:: Recorded information

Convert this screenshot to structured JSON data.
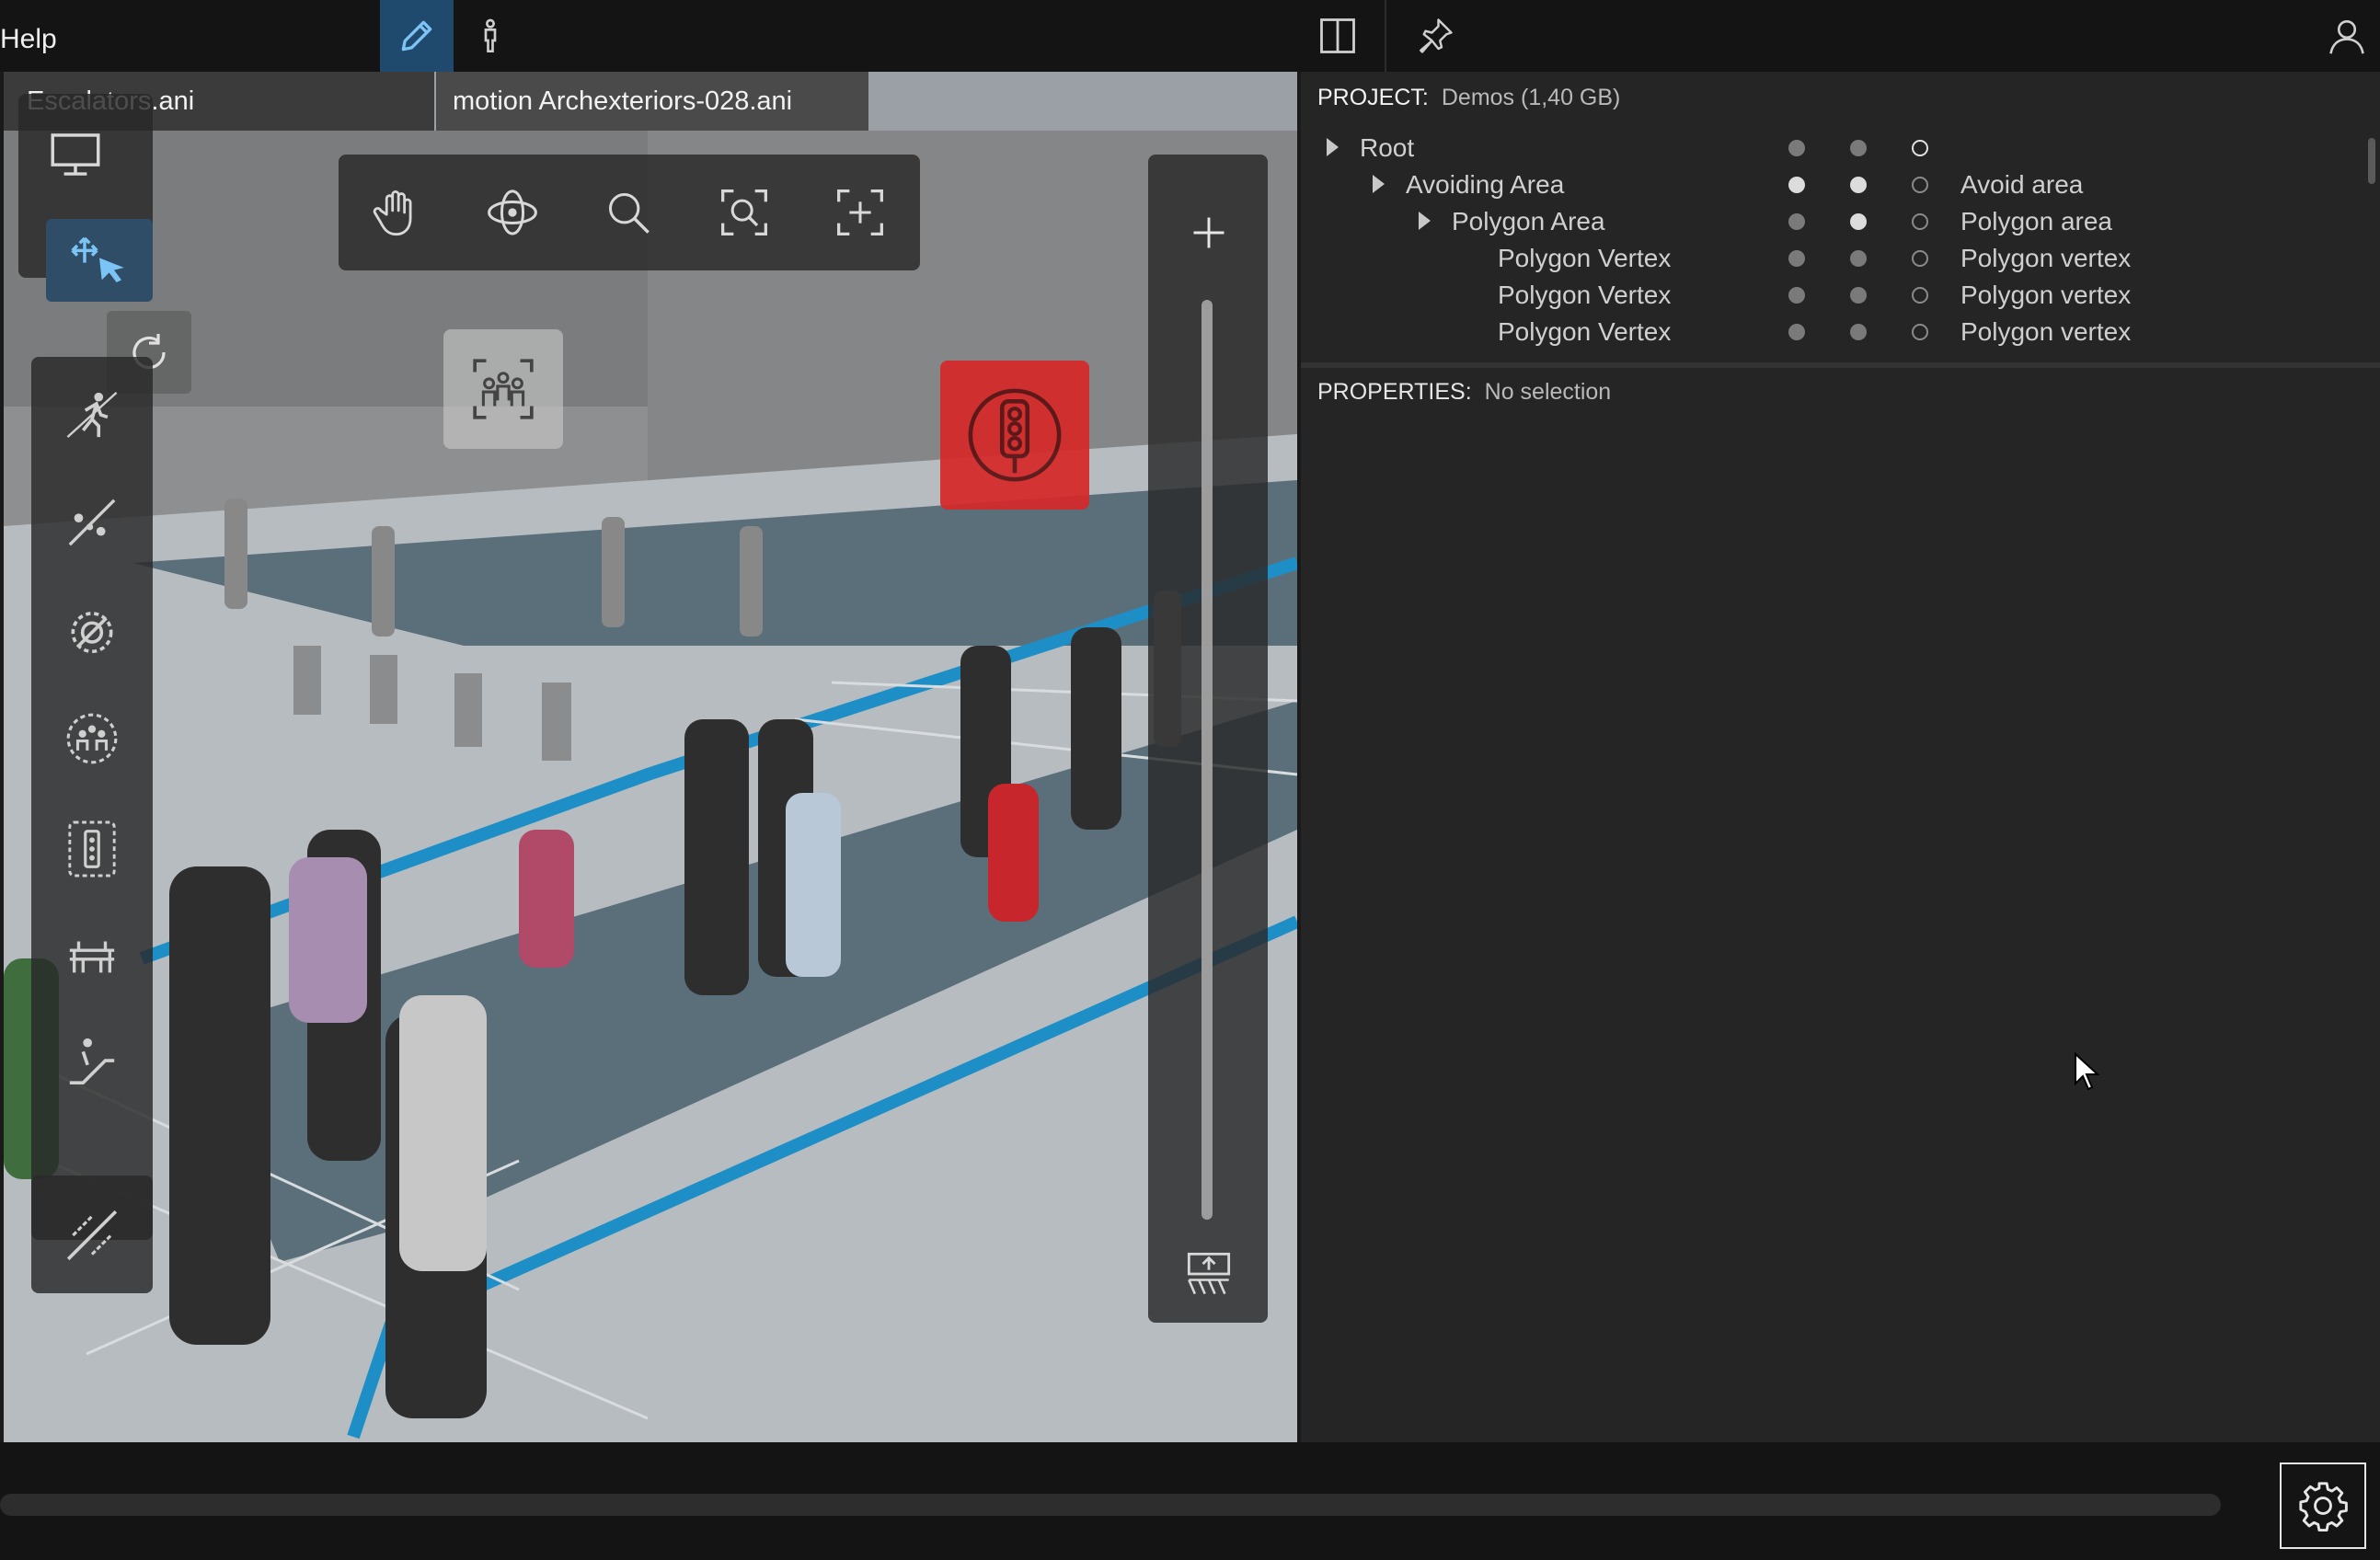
{
  "menu": {
    "help_label": "Help"
  },
  "tabs": [
    {
      "label": "Escalators.ani"
    },
    {
      "label": "motion Archexteriors-028.ani"
    }
  ],
  "project": {
    "label": "PROJECT:",
    "value": "Demos (1,40 GB)",
    "tree": [
      {
        "name": "Root",
        "type": "",
        "expandable": true
      },
      {
        "name": "Avoiding Area",
        "type": "Avoid area",
        "expandable": true
      },
      {
        "name": "Polygon Area",
        "type": "Polygon area",
        "expandable": true
      },
      {
        "name": "Polygon Vertex",
        "type": "Polygon vertex",
        "expandable": false
      },
      {
        "name": "Polygon Vertex",
        "type": "Polygon vertex",
        "expandable": false
      },
      {
        "name": "Polygon Vertex",
        "type": "Polygon vertex",
        "expandable": false
      }
    ]
  },
  "properties": {
    "label": "PROPERTIES:",
    "value": "No selection"
  },
  "icons": {
    "edit": "pencil-icon",
    "person": "person-icon",
    "layout": "split-panel-icon",
    "pin": "pin-icon",
    "user": "user-icon",
    "settings": "gear-icon"
  },
  "colors": {
    "accent": "#1f4a6e",
    "marker_red": "#d62828",
    "path_blue": "#1e8fc6"
  }
}
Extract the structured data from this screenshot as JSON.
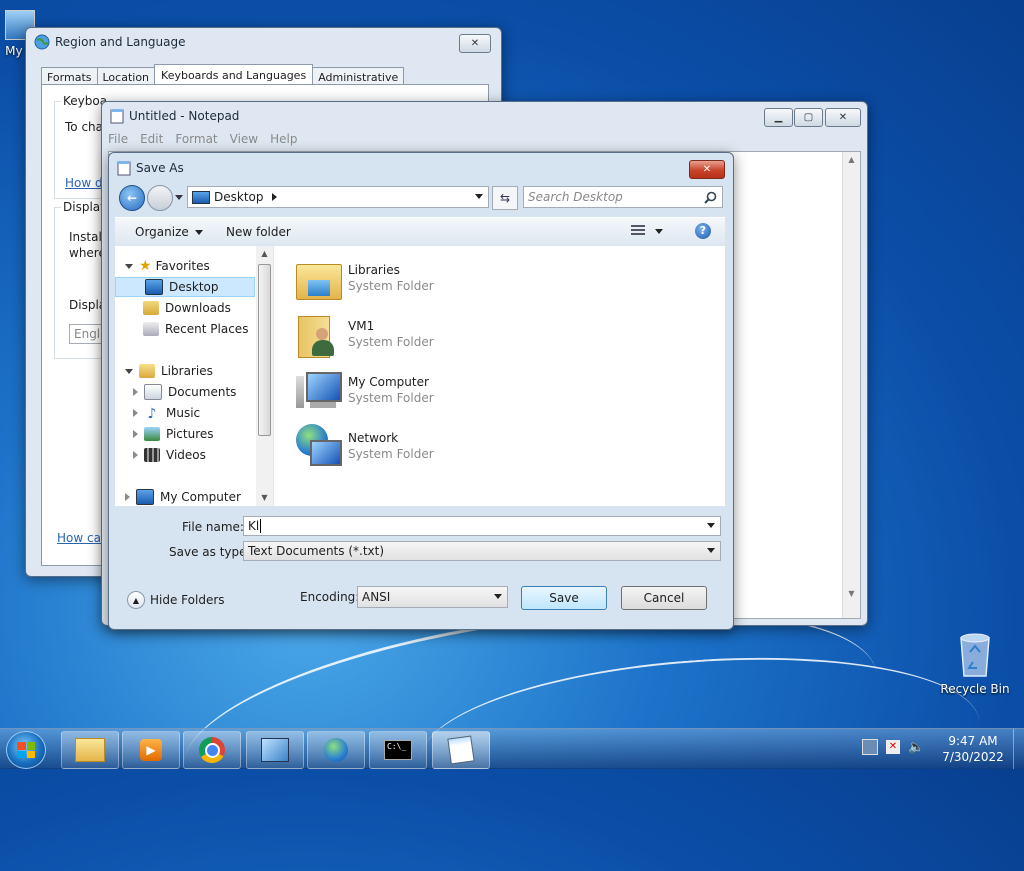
{
  "desktop": {
    "top_icon_label": "My C",
    "recycle_bin_label": "Recycle Bin"
  },
  "region_window": {
    "title": "Region and Language",
    "tabs": [
      "Formats",
      "Location",
      "Keyboards and Languages",
      "Administrative"
    ],
    "group1_label": "Keyboa",
    "group1_text": "To cha",
    "link1": "How d",
    "group2_label": "Display",
    "install_text_1": "Install",
    "install_text_2": "where",
    "display_label": "Displa",
    "display_value": "Englis",
    "link2": "How can"
  },
  "notepad": {
    "title": "Untitled - Notepad",
    "menu": [
      "File",
      "Edit",
      "Format",
      "View",
      "Help"
    ]
  },
  "save_as": {
    "title": "Save As",
    "address": "Desktop",
    "search_placeholder": "Search Desktop",
    "toolbar": {
      "organize": "Organize",
      "new_folder": "New folder"
    },
    "nav": {
      "favorites": "Favorites",
      "desktop": "Desktop",
      "downloads": "Downloads",
      "recent_places": "Recent Places",
      "libraries": "Libraries",
      "documents": "Documents",
      "music": "Music",
      "pictures": "Pictures",
      "videos": "Videos",
      "my_computer": "My Computer"
    },
    "items": [
      {
        "name": "Libraries",
        "type": "System Folder"
      },
      {
        "name": "VM1",
        "type": "System Folder"
      },
      {
        "name": "My Computer",
        "type": "System Folder"
      },
      {
        "name": "Network",
        "type": "System Folder"
      }
    ],
    "file_name_label": "File name:",
    "file_name_value": "Kl",
    "save_type_label": "Save as type:",
    "save_type_value": "Text Documents (*.txt)",
    "hide_folders": "Hide Folders",
    "encoding_label": "Encoding:",
    "encoding_value": "ANSI",
    "save_button": "Save",
    "cancel_button": "Cancel"
  },
  "taskbar": {
    "time": "9:47 AM",
    "date": "7/30/2022"
  },
  "colors": {
    "accent": "#3c7fb1",
    "selection": "#cce8ff",
    "close_red": "#c9422a"
  }
}
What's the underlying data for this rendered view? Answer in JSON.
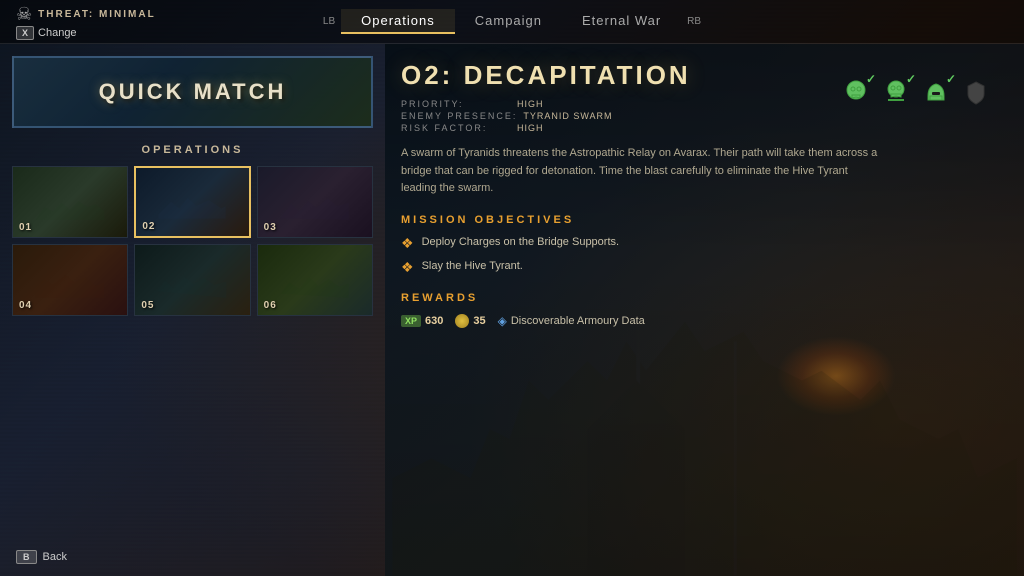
{
  "threat": {
    "label": "THREAT: MINIMAL",
    "change_btn": "X",
    "change_label": "Change"
  },
  "nav": {
    "lb_indicator": "LB",
    "rb_indicator": "RB",
    "tabs": [
      {
        "id": "operations",
        "label": "Operations",
        "active": true
      },
      {
        "id": "campaign",
        "label": "Campaign",
        "active": false
      },
      {
        "id": "eternal_war",
        "label": "Eternal War",
        "active": false
      }
    ]
  },
  "left_panel": {
    "quick_match_label": "QUICK MATCH",
    "operations_heading": "OPERATIONS",
    "missions": [
      {
        "id": "01",
        "label": "01",
        "selected": false
      },
      {
        "id": "02",
        "label": "02",
        "selected": true
      },
      {
        "id": "03",
        "label": "03",
        "selected": false
      },
      {
        "id": "04",
        "label": "04",
        "selected": false
      },
      {
        "id": "05",
        "label": "05",
        "selected": false
      },
      {
        "id": "06",
        "label": "06",
        "selected": false
      }
    ]
  },
  "mission_detail": {
    "title": "O2: DECAPITATION",
    "meta": {
      "priority_key": "PRIORITY:",
      "priority_value": "HIGH",
      "enemy_key": "ENEMY PRESENCE:",
      "enemy_value": "TYRANID SWARM",
      "risk_key": "RISK FACTOR:",
      "risk_value": "HIGH"
    },
    "description": "A swarm of Tyranids threatens the Astropathic Relay on Avarax. Their path will take them across a bridge that can be rigged for detonation. Time the blast carefully to eliminate the Hive Tyrant leading the swarm.",
    "objectives_heading": "MISSION OBJECTIVES",
    "objectives": [
      {
        "id": "obj1",
        "text": "Deploy Charges on the Bridge Supports."
      },
      {
        "id": "obj2",
        "text": "Slay the Hive Tyrant."
      }
    ],
    "rewards_heading": "REWARDS",
    "rewards": [
      {
        "id": "xp",
        "icon": "XP",
        "value": "630"
      },
      {
        "id": "coins",
        "value": "35"
      },
      {
        "id": "data",
        "label": "Discoverable Armoury Data"
      }
    ],
    "difficulty_icons": [
      {
        "id": "icon1",
        "type": "skull",
        "active": true
      },
      {
        "id": "icon2",
        "type": "crossbones",
        "active": true
      },
      {
        "id": "icon3",
        "type": "helmet",
        "active": true
      },
      {
        "id": "icon4",
        "type": "shield",
        "active": false
      }
    ]
  },
  "bottom": {
    "back_btn": "B",
    "back_label": "Back"
  }
}
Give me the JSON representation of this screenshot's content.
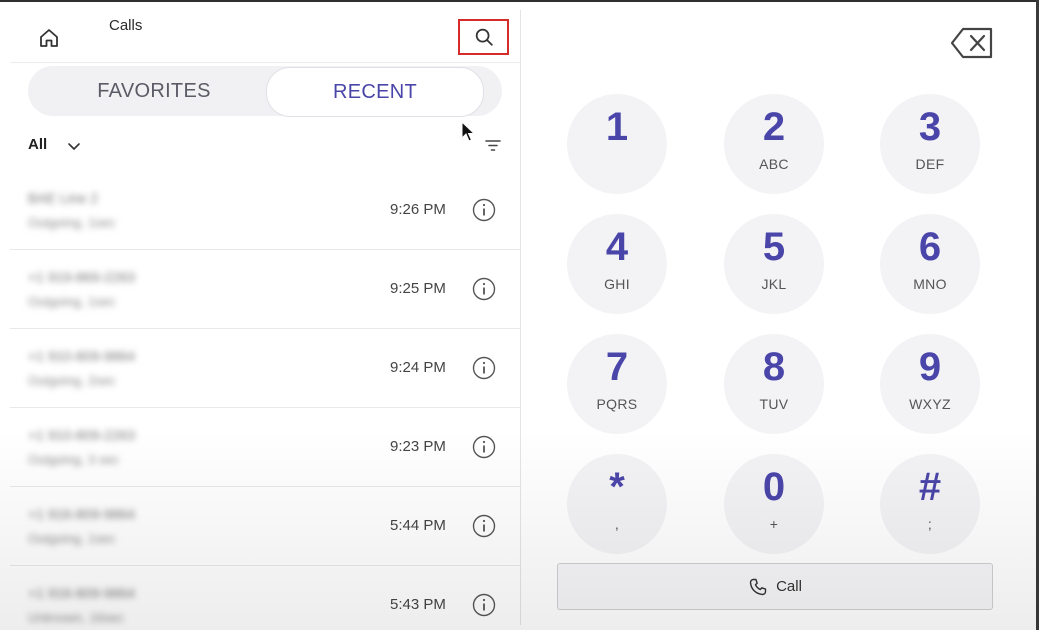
{
  "header": {
    "title": "Calls"
  },
  "tabs": [
    {
      "label": "FAVORITES"
    },
    {
      "label": "RECENT"
    }
  ],
  "filter": {
    "selected": "All"
  },
  "calls": [
    {
      "name": "BAE Line 2",
      "detail": "Outgoing, 1sec",
      "time": "9:26 PM"
    },
    {
      "name": "+1 919-869-2263",
      "detail": "Outgoing, 1sec",
      "time": "9:25 PM"
    },
    {
      "name": "+1 910-809-9864",
      "detail": "Outgoing, 2sec",
      "time": "9:24 PM"
    },
    {
      "name": "+1 910-809-2263",
      "detail": "Outgoing, 3 sec",
      "time": "9:23 PM"
    },
    {
      "name": "+1 916-809-9864",
      "detail": "Outgoing, 1sec",
      "time": "5:44 PM"
    },
    {
      "name": "+1 916-809-9864",
      "detail": "Unknown, 16sec",
      "time": "5:43 PM"
    }
  ],
  "keypad": [
    {
      "digit": "1",
      "letters": ""
    },
    {
      "digit": "2",
      "letters": "ABC"
    },
    {
      "digit": "3",
      "letters": "DEF"
    },
    {
      "digit": "4",
      "letters": "GHI"
    },
    {
      "digit": "5",
      "letters": "JKL"
    },
    {
      "digit": "6",
      "letters": "MNO"
    },
    {
      "digit": "7",
      "letters": "PQRS"
    },
    {
      "digit": "8",
      "letters": "TUV"
    },
    {
      "digit": "9",
      "letters": "WXYZ"
    },
    {
      "digit": "*",
      "letters": ","
    },
    {
      "digit": "0",
      "letters": "+"
    },
    {
      "digit": "#",
      "letters": ";"
    }
  ],
  "call_button": {
    "label": "Call"
  },
  "colors": {
    "accent": "#4a45a8",
    "highlight_box": "#d62b2b"
  },
  "icons": {
    "home": "home-icon",
    "search": "search-icon",
    "filter_chevron": "chevron-down-icon",
    "sort": "sort-icon",
    "info": "info-icon",
    "backspace": "backspace-icon",
    "phone": "phone-icon"
  }
}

::::

● Your task: Looking at the listing above, how many of its lines contain the string "screenshot"? Give the number alone.

● Written response: 3